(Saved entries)

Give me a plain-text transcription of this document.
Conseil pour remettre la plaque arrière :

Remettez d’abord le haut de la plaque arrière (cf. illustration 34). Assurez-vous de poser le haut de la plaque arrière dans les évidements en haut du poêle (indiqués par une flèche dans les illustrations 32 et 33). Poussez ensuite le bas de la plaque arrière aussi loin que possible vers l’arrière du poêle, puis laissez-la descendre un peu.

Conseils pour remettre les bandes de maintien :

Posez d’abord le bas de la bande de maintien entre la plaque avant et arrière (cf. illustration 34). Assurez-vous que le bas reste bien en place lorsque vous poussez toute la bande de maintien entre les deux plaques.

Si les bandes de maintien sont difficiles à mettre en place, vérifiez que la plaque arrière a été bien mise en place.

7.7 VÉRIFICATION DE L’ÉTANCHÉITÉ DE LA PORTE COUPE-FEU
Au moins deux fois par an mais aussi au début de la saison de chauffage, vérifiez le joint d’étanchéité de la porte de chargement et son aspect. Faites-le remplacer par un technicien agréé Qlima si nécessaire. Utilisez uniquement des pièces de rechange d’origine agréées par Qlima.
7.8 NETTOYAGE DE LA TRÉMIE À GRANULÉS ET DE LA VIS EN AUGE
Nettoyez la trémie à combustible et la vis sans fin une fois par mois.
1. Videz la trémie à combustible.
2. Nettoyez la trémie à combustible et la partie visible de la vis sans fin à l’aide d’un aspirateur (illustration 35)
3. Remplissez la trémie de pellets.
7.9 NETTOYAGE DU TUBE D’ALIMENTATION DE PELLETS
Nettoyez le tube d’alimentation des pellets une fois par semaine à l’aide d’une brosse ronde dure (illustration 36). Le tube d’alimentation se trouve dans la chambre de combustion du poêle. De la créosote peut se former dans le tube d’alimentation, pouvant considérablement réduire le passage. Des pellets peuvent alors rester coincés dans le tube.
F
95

--- Description of the task ---
Out of the records, collect only those lines that contain the string "vérifiez".

--- Problem solution ---
Si les bandes de maintien sont difficiles à mettre en place, vérifiez que la plaque arrière a été bien mise en place.
Au moins deux fois par an mais aussi au début de la saison de chauffage, vérifiez le joint d’étanchéité de la porte de chargement et son aspect. Faites-le remplacer par un technicien agréé Qlima si nécessaire. Utilisez uniquement des pièces de rechange d’origine agréées par Qlima.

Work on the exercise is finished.